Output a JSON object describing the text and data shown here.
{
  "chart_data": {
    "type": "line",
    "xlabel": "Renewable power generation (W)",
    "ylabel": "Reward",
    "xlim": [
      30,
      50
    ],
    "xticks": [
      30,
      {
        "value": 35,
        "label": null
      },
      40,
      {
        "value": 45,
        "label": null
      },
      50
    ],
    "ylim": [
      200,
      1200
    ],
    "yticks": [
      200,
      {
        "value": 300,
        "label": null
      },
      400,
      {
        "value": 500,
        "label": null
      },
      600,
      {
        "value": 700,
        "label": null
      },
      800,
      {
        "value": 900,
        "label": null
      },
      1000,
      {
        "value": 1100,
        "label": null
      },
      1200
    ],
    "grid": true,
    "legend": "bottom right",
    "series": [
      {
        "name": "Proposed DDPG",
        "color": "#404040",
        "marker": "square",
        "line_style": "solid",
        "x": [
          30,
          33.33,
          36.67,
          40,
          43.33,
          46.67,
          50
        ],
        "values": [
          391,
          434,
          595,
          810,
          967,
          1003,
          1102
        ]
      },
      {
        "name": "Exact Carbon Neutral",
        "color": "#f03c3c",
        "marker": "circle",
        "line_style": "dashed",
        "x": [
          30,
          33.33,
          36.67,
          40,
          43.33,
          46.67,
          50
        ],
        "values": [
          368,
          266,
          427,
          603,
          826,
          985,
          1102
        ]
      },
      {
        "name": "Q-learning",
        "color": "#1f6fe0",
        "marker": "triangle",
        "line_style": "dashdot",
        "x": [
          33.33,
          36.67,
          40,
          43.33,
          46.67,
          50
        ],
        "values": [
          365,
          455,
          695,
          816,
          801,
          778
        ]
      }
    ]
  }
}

◇ ◇ ◇ ◇

■ EXERCISE TASK:
What is the number of lines above that hold the string "name"? Answer with that number alone.

■ THE REPLY:
3